* [Exercise]:
Copy out the entries in full and with complete accuracy; pictures are excluded.

[Start Provided records]

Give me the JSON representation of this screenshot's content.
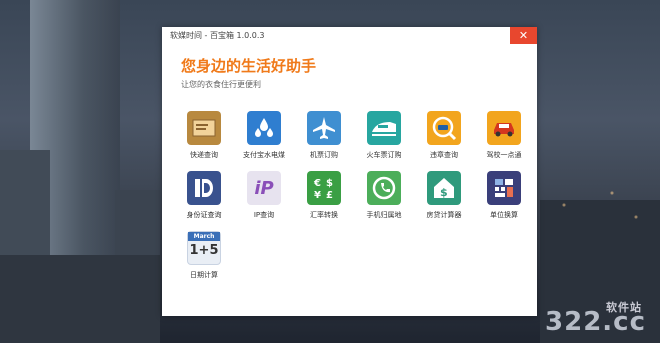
{
  "window": {
    "title": "软媒时间 - 百宝箱 1.0.0.3",
    "heading": "您身边的生活好助手",
    "subheading": "让您的衣食住行更便利"
  },
  "tools": [
    {
      "label": "快递查询",
      "icon": "package-icon",
      "color": "#b8893f"
    },
    {
      "label": "支付宝水电煤",
      "icon": "water-drops-icon",
      "color": "#2f7ed0"
    },
    {
      "label": "机票订购",
      "icon": "airplane-icon",
      "color": "#3f8fd1"
    },
    {
      "label": "火车票订购",
      "icon": "train-icon",
      "color": "#27a6a0"
    },
    {
      "label": "违章查询",
      "icon": "car-search-icon",
      "color": "#f2a51e"
    },
    {
      "label": "驾校一点通",
      "icon": "car-icon",
      "color": "#f2a51e"
    },
    {
      "label": "身份证查询",
      "icon": "id-card-icon",
      "color": "#39528e"
    },
    {
      "label": "IP查询",
      "icon": "ip-icon",
      "color": "#e7e3ef"
    },
    {
      "label": "汇率转换",
      "icon": "currency-exchange-icon",
      "color": "#3a9f44"
    },
    {
      "label": "手机归属地",
      "icon": "phone-search-icon",
      "color": "#4cae5a"
    },
    {
      "label": "房贷计算器",
      "icon": "house-dollar-icon",
      "color": "#2f9a7c"
    },
    {
      "label": "单位换算",
      "icon": "calculator-icon",
      "color": "#3a3f7a"
    },
    {
      "label": "日期计算",
      "icon": "calendar-icon",
      "color": "#e9eef5"
    }
  ],
  "calendar_icon": {
    "month": "March",
    "text": "1+5"
  },
  "close_symbol": "✕",
  "watermark": {
    "main": "322.cc",
    "sub": "软件站"
  }
}
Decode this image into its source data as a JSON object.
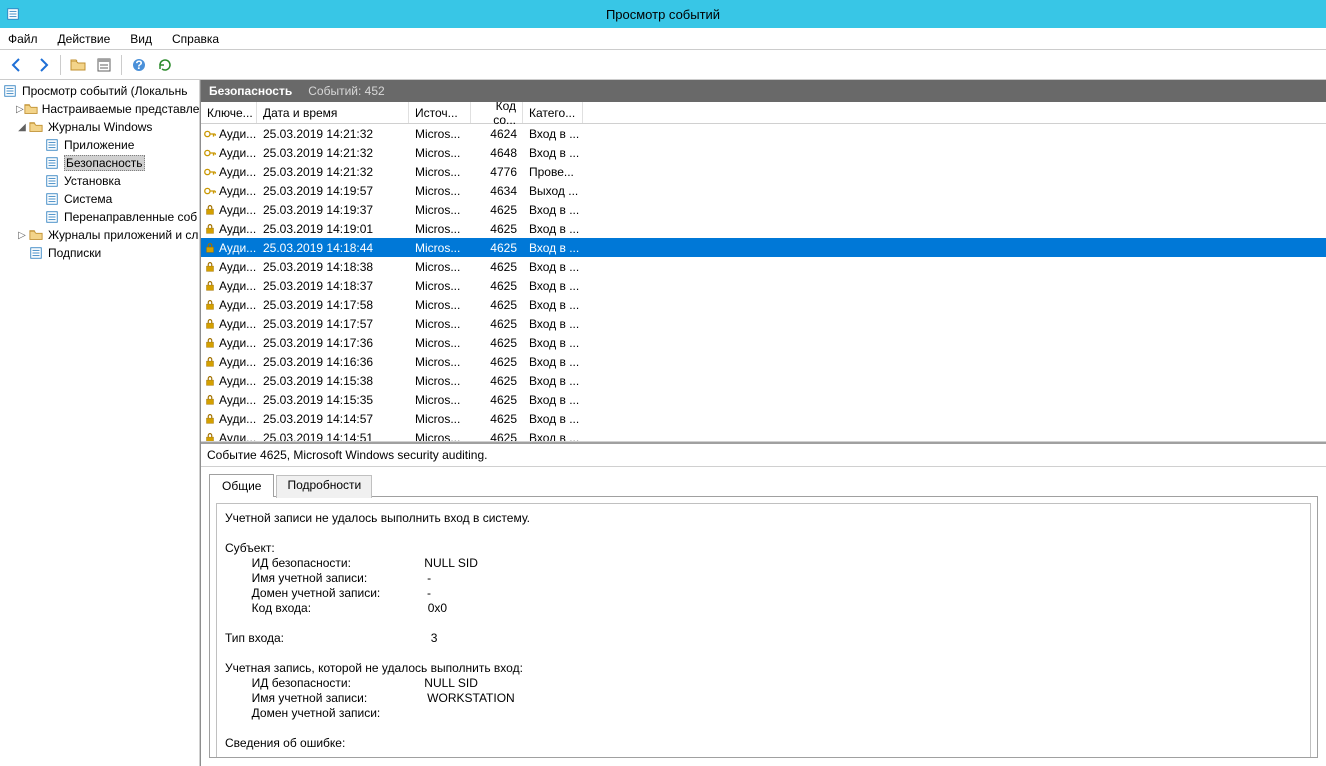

[End Provided records]

* [Exercise answer]:
Give me the JSON representation of this screenshot's content.
{
  "window": {
    "title": "软媒时间 - 百宝箱 1.0.0.3",
    "heading": "您身边的生活好助手",
    "subheading": "让您的衣食住行更便利"
  },
  "tools": [
    {
      "label": "快递查询",
      "icon": "package-icon",
      "color": "#b8893f"
    },
    {
      "label": "支付宝水电煤",
      "icon": "water-drops-icon",
      "color": "#2f7ed0"
    },
    {
      "label": "机票订购",
      "icon": "airplane-icon",
      "color": "#3f8fd1"
    },
    {
      "label": "火车票订购",
      "icon": "train-icon",
      "color": "#27a6a0"
    },
    {
      "label": "违章查询",
      "icon": "car-search-icon",
      "color": "#f2a51e"
    },
    {
      "label": "驾校一点通",
      "icon": "car-icon",
      "color": "#f2a51e"
    },
    {
      "label": "身份证查询",
      "icon": "id-card-icon",
      "color": "#39528e"
    },
    {
      "label": "IP查询",
      "icon": "ip-icon",
      "color": "#e7e3ef"
    },
    {
      "label": "汇率转换",
      "icon": "currency-exchange-icon",
      "color": "#3a9f44"
    },
    {
      "label": "手机归属地",
      "icon": "phone-search-icon",
      "color": "#4cae5a"
    },
    {
      "label": "房贷计算器",
      "icon": "house-dollar-icon",
      "color": "#2f9a7c"
    },
    {
      "label": "单位换算",
      "icon": "calculator-icon",
      "color": "#3a3f7a"
    },
    {
      "label": "日期计算",
      "icon": "calendar-icon",
      "color": "#e9eef5"
    }
  ],
  "calendar_icon": {
    "month": "March",
    "text": "1+5"
  },
  "close_symbol": "✕",
  "watermark": {
    "main": "322.cc",
    "sub": "软件站"
  }
}
Decode this image into its source data as a JSON object.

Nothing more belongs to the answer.